* **Task material**

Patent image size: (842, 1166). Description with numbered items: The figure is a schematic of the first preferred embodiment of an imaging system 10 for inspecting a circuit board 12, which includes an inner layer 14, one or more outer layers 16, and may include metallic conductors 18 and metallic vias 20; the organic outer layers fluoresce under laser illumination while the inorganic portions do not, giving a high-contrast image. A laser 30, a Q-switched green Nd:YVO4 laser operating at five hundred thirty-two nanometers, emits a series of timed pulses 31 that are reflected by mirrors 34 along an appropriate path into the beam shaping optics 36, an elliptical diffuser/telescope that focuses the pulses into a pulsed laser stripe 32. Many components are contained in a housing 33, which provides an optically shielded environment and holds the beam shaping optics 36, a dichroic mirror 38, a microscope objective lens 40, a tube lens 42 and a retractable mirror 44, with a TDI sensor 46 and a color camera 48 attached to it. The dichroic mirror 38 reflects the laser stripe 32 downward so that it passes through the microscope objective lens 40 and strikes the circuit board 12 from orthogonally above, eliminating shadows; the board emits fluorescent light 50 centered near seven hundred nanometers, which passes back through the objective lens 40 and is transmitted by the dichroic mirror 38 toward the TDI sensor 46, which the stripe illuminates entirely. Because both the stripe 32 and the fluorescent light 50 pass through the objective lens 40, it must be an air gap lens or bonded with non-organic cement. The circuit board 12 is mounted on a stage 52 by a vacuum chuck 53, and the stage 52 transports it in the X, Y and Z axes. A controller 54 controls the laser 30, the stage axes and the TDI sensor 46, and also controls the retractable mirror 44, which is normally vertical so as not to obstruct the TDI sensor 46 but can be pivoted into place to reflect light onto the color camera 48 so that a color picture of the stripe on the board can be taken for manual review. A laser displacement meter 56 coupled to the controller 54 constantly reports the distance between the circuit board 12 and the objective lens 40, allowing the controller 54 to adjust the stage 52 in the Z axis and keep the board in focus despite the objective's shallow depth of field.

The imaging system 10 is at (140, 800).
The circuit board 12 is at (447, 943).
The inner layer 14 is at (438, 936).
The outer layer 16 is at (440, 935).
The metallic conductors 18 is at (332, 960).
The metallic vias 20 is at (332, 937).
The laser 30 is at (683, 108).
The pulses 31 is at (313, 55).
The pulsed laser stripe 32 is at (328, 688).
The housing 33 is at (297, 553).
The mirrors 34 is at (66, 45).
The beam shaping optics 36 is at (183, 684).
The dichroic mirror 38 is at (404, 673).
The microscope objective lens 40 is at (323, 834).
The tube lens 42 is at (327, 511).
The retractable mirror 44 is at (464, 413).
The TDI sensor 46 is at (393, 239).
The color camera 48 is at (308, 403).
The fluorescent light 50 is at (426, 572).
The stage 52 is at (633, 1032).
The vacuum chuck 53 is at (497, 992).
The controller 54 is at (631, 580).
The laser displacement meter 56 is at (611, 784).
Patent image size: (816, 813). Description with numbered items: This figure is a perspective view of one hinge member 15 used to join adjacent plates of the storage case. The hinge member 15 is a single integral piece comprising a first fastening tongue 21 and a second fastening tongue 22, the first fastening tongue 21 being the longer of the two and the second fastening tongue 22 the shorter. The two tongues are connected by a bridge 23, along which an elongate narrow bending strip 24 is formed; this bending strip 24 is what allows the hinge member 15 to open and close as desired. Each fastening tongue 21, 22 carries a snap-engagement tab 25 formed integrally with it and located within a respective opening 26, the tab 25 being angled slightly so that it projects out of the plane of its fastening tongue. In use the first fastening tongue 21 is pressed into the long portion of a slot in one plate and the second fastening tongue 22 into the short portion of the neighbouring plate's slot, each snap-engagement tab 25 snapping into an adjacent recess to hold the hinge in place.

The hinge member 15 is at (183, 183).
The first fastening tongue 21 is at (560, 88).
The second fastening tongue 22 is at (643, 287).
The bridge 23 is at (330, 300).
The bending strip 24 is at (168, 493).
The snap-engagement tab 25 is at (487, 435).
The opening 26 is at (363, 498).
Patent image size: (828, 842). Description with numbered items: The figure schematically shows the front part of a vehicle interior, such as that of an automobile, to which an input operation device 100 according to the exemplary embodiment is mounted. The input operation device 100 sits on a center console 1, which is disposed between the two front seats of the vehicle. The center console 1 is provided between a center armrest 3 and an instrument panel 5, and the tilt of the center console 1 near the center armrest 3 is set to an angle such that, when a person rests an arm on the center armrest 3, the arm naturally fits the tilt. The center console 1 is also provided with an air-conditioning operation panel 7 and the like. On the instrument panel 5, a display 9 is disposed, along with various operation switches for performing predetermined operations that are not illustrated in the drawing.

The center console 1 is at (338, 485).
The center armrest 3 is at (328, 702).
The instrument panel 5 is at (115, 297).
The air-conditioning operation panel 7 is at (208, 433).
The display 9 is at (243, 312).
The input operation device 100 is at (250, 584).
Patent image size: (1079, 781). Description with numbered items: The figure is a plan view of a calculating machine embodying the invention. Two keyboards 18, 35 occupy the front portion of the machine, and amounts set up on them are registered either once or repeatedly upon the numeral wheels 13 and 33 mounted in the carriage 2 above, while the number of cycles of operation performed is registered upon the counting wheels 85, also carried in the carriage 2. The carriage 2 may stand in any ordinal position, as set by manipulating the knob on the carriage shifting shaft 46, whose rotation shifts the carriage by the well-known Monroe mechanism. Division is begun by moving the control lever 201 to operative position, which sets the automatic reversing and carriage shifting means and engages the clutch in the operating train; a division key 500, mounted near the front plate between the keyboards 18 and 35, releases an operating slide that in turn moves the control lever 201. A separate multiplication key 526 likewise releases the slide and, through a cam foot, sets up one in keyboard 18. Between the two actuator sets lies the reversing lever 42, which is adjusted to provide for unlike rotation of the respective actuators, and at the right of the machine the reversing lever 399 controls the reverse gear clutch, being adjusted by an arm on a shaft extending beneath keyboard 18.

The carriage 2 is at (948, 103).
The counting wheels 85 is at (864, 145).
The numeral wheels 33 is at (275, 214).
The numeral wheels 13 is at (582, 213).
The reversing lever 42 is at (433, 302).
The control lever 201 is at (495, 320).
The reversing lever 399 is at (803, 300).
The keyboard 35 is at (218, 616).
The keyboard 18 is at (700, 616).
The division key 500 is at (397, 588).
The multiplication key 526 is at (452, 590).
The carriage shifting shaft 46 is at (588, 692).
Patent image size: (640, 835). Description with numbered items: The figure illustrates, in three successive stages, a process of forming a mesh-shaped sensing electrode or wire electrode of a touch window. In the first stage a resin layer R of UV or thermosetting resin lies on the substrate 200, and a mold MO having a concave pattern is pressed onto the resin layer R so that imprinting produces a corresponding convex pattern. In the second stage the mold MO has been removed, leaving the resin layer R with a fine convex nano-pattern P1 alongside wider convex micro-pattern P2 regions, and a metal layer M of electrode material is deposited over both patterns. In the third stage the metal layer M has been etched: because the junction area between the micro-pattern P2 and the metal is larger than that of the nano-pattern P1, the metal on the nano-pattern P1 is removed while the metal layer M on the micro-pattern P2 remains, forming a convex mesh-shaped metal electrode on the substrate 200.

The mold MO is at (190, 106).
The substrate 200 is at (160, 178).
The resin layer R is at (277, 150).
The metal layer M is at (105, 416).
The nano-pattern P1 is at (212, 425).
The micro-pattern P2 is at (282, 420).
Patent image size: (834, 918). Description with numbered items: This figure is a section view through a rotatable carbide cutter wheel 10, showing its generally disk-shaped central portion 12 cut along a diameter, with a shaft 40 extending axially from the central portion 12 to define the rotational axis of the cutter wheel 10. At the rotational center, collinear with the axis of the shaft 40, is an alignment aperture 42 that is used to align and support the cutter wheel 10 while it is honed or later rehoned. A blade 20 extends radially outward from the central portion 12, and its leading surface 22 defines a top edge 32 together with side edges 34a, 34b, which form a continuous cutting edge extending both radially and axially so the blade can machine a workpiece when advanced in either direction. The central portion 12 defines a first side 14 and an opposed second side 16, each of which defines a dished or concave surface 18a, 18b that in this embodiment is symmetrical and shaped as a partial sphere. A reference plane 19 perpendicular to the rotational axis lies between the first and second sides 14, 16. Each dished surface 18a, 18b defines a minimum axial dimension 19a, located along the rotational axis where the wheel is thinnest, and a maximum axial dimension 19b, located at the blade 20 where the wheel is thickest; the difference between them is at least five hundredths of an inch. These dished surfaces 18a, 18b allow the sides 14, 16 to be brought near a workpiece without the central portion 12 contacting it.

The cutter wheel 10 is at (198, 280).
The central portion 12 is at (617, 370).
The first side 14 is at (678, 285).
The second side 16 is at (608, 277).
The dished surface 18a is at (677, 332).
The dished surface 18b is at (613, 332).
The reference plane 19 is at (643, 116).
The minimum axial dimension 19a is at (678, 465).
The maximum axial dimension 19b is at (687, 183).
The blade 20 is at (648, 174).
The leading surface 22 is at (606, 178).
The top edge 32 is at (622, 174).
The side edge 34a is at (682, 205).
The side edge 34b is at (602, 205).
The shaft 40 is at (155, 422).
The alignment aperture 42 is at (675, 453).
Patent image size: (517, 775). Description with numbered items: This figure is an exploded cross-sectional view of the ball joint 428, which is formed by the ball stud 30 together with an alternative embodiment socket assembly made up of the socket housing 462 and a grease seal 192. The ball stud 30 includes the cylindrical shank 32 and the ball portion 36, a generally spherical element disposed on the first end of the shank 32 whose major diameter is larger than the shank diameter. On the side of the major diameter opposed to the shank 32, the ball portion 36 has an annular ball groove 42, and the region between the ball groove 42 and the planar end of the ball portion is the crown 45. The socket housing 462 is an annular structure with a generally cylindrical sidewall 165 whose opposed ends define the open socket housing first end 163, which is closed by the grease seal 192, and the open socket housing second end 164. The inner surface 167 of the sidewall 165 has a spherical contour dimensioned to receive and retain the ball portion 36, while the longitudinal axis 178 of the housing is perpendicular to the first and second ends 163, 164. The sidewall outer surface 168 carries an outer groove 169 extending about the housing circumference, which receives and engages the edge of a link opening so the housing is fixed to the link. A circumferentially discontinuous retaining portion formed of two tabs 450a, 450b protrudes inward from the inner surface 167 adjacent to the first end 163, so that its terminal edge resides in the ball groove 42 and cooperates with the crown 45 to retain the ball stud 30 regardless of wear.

* **The task**
Copy out the stretch from the line containing "Patent image size: (816, 813)." through the line containing "The hinge member 15 is at (183, 183).", swapping "storage case" for "carrying case" and leaving everything else as it is.

* **Final answer**
Patent image size: (816, 813). Description with numbered items: This figure is a perspective view of one hinge member 15 used to join adjacent plates of the carrying case. The hinge member 15 is a single integral piece comprising a first fastening tongue 21 and a second fastening tongue 22, the first fastening tongue 21 being the longer of the two and the second fastening tongue 22 the shorter. The two tongues are connected by a bridge 23, along which an elongate narrow bending strip 24 is formed; this bending strip 24 is what allows the hinge member 15 to open and close as desired. Each fastening tongue 21, 22 carries a snap-engagement tab 25 formed integrally with it and located within a respective opening 26, the tab 25 being angled slightly so that it projects out of the plane of its fastening tongue. In use the first fastening tongue 21 is pressed into the long portion of a slot in one plate and the second fastening tongue 22 into the short portion of the neighbouring plate's slot, each snap-engagement tab 25 snapping into an adjacent recess to hold the hinge in place.

The hinge member 15 is at (183, 183).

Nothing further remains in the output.